**DATA RECORDS:**
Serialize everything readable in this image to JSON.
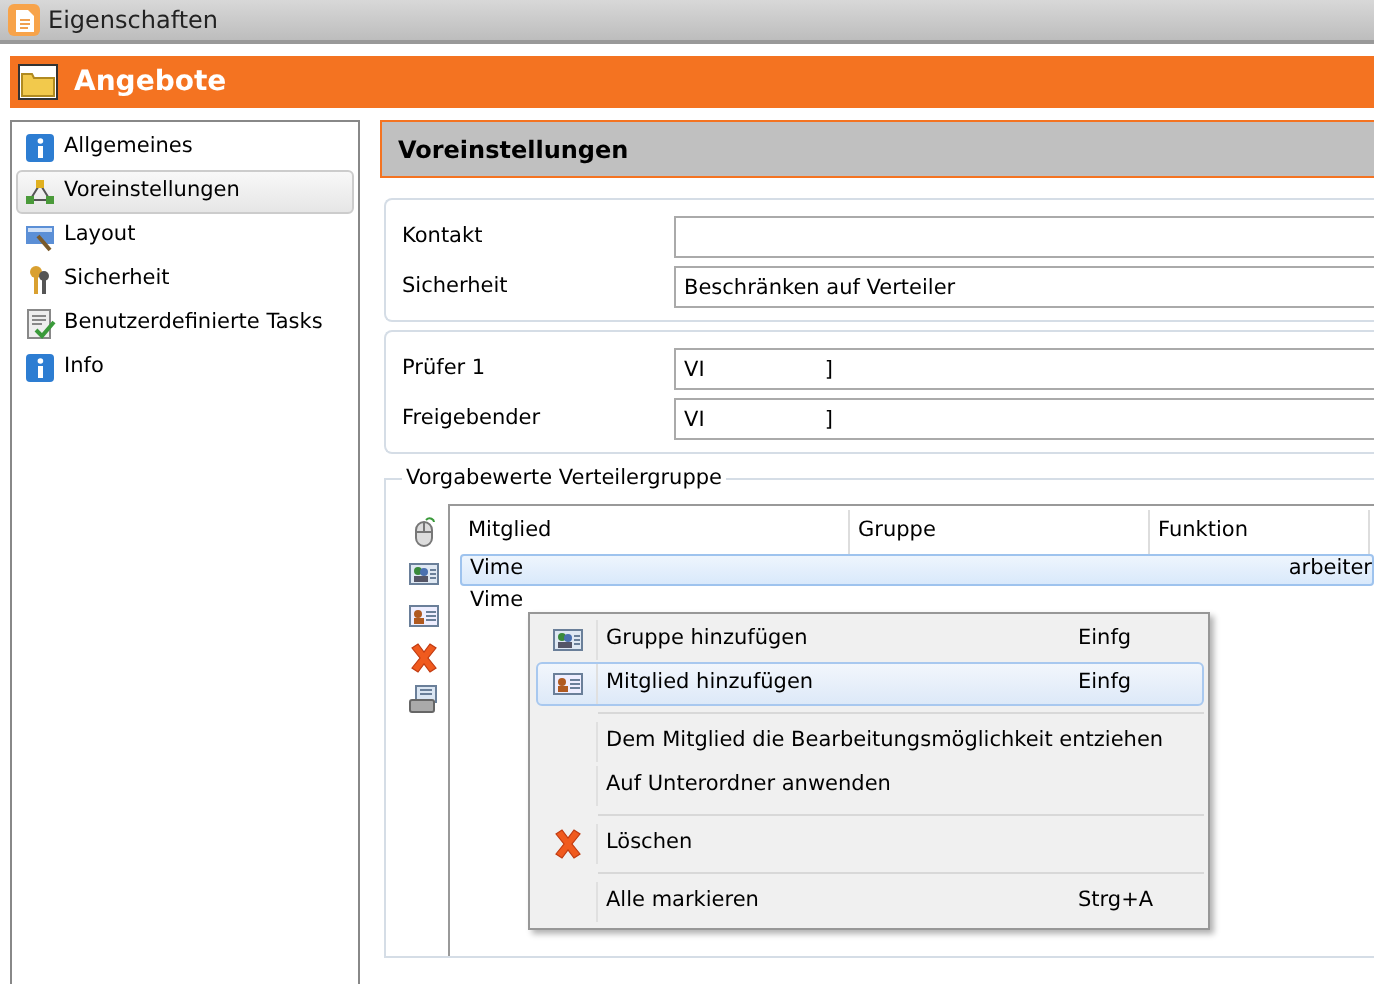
{
  "window": {
    "title": "Eigenschaften"
  },
  "header": {
    "title": "Angebote"
  },
  "sidebar": {
    "items": [
      {
        "label": "Allgemeines",
        "selected": false
      },
      {
        "label": "Voreinstellungen",
        "selected": true
      },
      {
        "label": "Layout",
        "selected": false
      },
      {
        "label": "Sicherheit",
        "selected": false
      },
      {
        "label": "Benutzerdefinierte Tasks",
        "selected": false
      },
      {
        "label": "Info",
        "selected": false
      }
    ]
  },
  "panel": {
    "title": "Voreinstellungen",
    "groups": [
      {
        "fields": [
          {
            "label": "Kontakt"
          },
          {
            "label": "Sicherheit",
            "value": "Beschränken auf Verteiler"
          }
        ]
      },
      {
        "fields": [
          {
            "label": "Prüfer 1",
            "value": "VI                  ]"
          },
          {
            "label": "Freigebender",
            "value": "VI                  ]"
          }
        ]
      }
    ],
    "distribution": {
      "legend": "Vorgabewerte Verteilergruppe",
      "table": {
        "columns": [
          "Mitglied",
          "Gruppe",
          "Funktion"
        ],
        "rows": [
          {
            "selected": true,
            "cells": [
              "Vime",
              "",
              "arbeiter"
            ]
          },
          {
            "selected": false,
            "cells": [
              "Vime",
              "",
              ""
            ]
          }
        ]
      }
    }
  },
  "context_menu": {
    "sections": [
      [
        {
          "label": "Gruppe hinzufügen",
          "shortcut": "Einfg",
          "selected": false
        },
        {
          "label": "Mitglied hinzufügen",
          "shortcut": "Einfg",
          "selected": true
        }
      ],
      [
        {
          "label": "Dem Mitglied die Bearbeitungsmöglichkeit entziehen",
          "selected": false
        },
        {
          "label": "Auf Unterordner anwenden",
          "selected": false
        }
      ],
      [
        {
          "label": "Löschen",
          "selected": false
        }
      ],
      [
        {
          "label": "Alle markieren",
          "shortcut": "Strg+A",
          "selected": false
        }
      ]
    ]
  }
}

**TO BE DONE:**
Restate the entire listing word for word, excluding pictures.

**EXERCISE OUTPUT:**
Serialize everything readable in this image to JSON.
{
  "window": {
    "title": "Eigenschaften"
  },
  "header": {
    "title": "Angebote"
  },
  "sidebar": {
    "items": [
      {
        "label": "Allgemeines",
        "selected": false
      },
      {
        "label": "Voreinstellungen",
        "selected": true
      },
      {
        "label": "Layout",
        "selected": false
      },
      {
        "label": "Sicherheit",
        "selected": false
      },
      {
        "label": "Benutzerdefinierte Tasks",
        "selected": false
      },
      {
        "label": "Info",
        "selected": false
      }
    ]
  },
  "panel": {
    "title": "Voreinstellungen",
    "groups": [
      {
        "fields": [
          {
            "label": "Kontakt"
          },
          {
            "label": "Sicherheit",
            "value": "Beschränken auf Verteiler"
          }
        ]
      },
      {
        "fields": [
          {
            "label": "Prüfer 1",
            "value": "VI                  ]"
          },
          {
            "label": "Freigebender",
            "value": "VI                  ]"
          }
        ]
      }
    ],
    "distribution": {
      "legend": "Vorgabewerte Verteilergruppe",
      "table": {
        "columns": [
          "Mitglied",
          "Gruppe",
          "Funktion"
        ],
        "rows": [
          {
            "selected": true,
            "cells": [
              "Vime",
              "",
              "arbeiter"
            ]
          },
          {
            "selected": false,
            "cells": [
              "Vime",
              "",
              ""
            ]
          }
        ]
      }
    }
  },
  "context_menu": {
    "sections": [
      [
        {
          "label": "Gruppe hinzufügen",
          "shortcut": "Einfg",
          "selected": false
        },
        {
          "label": "Mitglied hinzufügen",
          "shortcut": "Einfg",
          "selected": true
        }
      ],
      [
        {
          "label": "Dem Mitglied die Bearbeitungsmöglichkeit entziehen",
          "selected": false
        },
        {
          "label": "Auf Unterordner anwenden",
          "selected": false
        }
      ],
      [
        {
          "label": "Löschen",
          "selected": false
        }
      ],
      [
        {
          "label": "Alle markieren",
          "shortcut": "Strg+A",
          "selected": false
        }
      ]
    ]
  }
}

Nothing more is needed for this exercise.